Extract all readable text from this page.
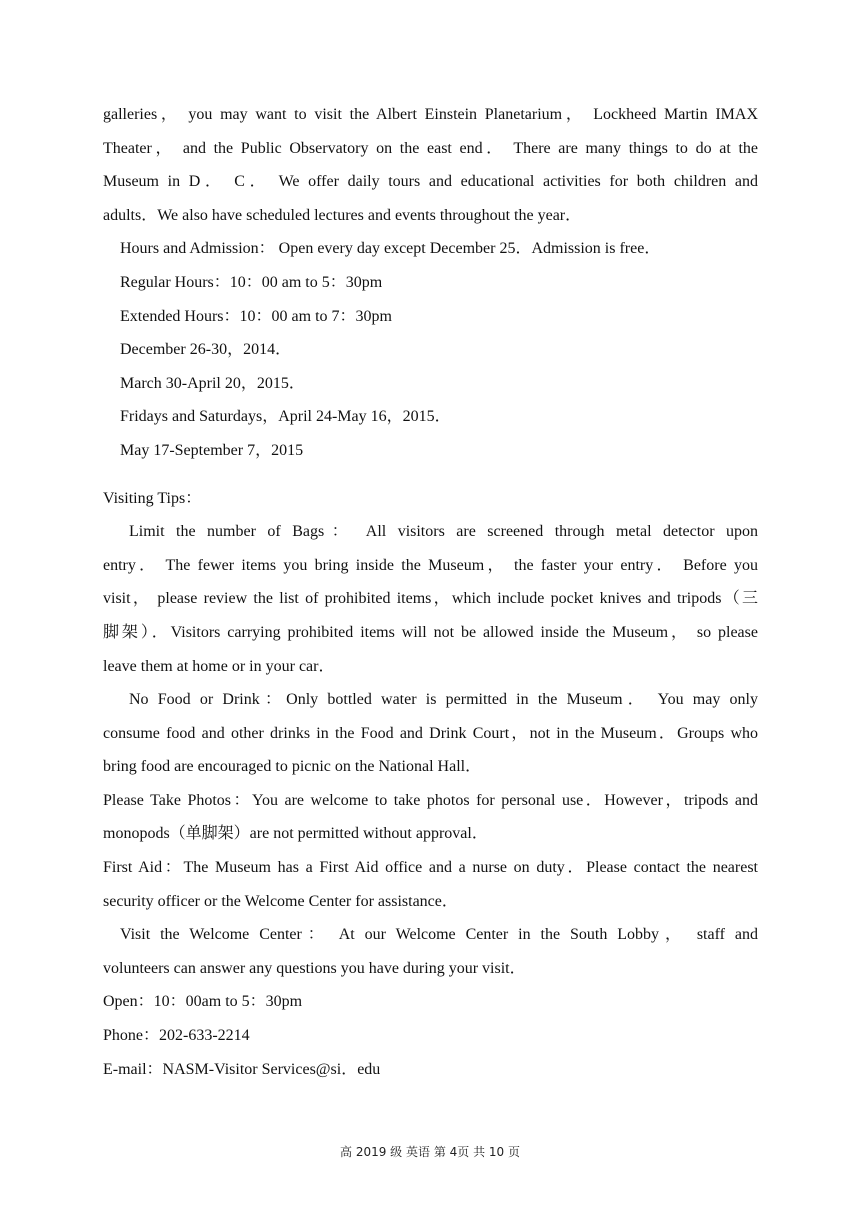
galleries， you may want to visit the Albert Einstein Planetarium， Lockheed Martin IMAX
Theater， and the Public Observatory on the east end． There are many things to do at the
Museum in D． C． We offer daily tours and educational activities for both children and
adults．We also have scheduled lectures and events throughout the year．
Hours and Admission： Open every day except December 25．Admission is free．
Regular Hours：10：00 am to 5：30pm
Extended Hours：10：00 am to 7：30pm
December 26-30，2014．
March 30-April 20，2015．
Fridays and Saturdays，April 24-May 16，2015．
May 17-September 7，2015
Visiting Tips：
Limit the number of Bags： All visitors are screened through metal detector upon
entry． The fewer items you bring inside the Museum， the faster your entry． Before you
visit， please review the list of prohibited items，which include pocket knives and tripods（三
脚架）．Visitors carrying prohibited items will not be allowed inside the Museum， so please
leave them at home or in your car．
No Food or Drink：Only bottled water is permitted in the Museum． You may only
consume food and other drinks in the Food and Drink Court，not in the Museum．Groups who
bring food are encouraged to picnic on the National Hall．
Please Take Photos：You are welcome to take photos for personal use．However，tripods and
monopods（单脚架）are not permitted without approval．
First Aid：The Museum has a First Aid office and a nurse on duty．Please contact the nearest
security officer or the Welcome Center for assistance．
Visit the Welcome Center： At our Welcome Center in the South Lobby， staff and
volunteers can answer any questions you have during your visit．
Open：10：00am to 5：30pm
Phone：202-633-2214
E-mail：NASM-Visitor Services@si．edu
高 2019 级 英语 第 4页 共 10 页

^^^^^^^^

WHAT THE EXERCISE ASKS:
Word for word, quote the full listing, omitting every picture.

WRITTEN SOLUTION:
Extract all readable text from this page.
galleries， you may want to visit the Albert Einstein Planetarium， Lockheed Martin IMAX
Theater， and the Public Observatory on the east end． There are many things to do at the
Museum in D． C． We offer daily tours and educational activities for both children and
adults．We also have scheduled lectures and events throughout the year．
Hours and Admission： Open every day except December 25．Admission is free．
Regular Hours：10：00 am to 5：30pm
Extended Hours：10：00 am to 7：30pm
December 26-30，2014．
March 30-April 20，2015．
Fridays and Saturdays，April 24-May 16，2015．
May 17-September 7，2015
Visiting Tips：
Limit the number of Bags： All visitors are screened through metal detector upon
entry． The fewer items you bring inside the Museum， the faster your entry． Before you
visit， please review the list of prohibited items，which include pocket knives and tripods（三
脚架）．Visitors carrying prohibited items will not be allowed inside the Museum， so please
leave them at home or in your car．
No Food or Drink：Only bottled water is permitted in the Museum． You may only
consume food and other drinks in the Food and Drink Court，not in the Museum．Groups who
bring food are encouraged to picnic on the National Hall．
Please Take Photos：You are welcome to take photos for personal use．However，tripods and
monopods（单脚架）are not permitted without approval．
First Aid：The Museum has a First Aid office and a nurse on duty．Please contact the nearest
security officer or the Welcome Center for assistance．
Visit the Welcome Center： At our Welcome Center in the South Lobby， staff and
volunteers can answer any questions you have during your visit．
Open：10：00am to 5：30pm
Phone：202-633-2214
E-mail：NASM-Visitor Services@si．edu
高 2019 级 英语 第 4页 共 10 页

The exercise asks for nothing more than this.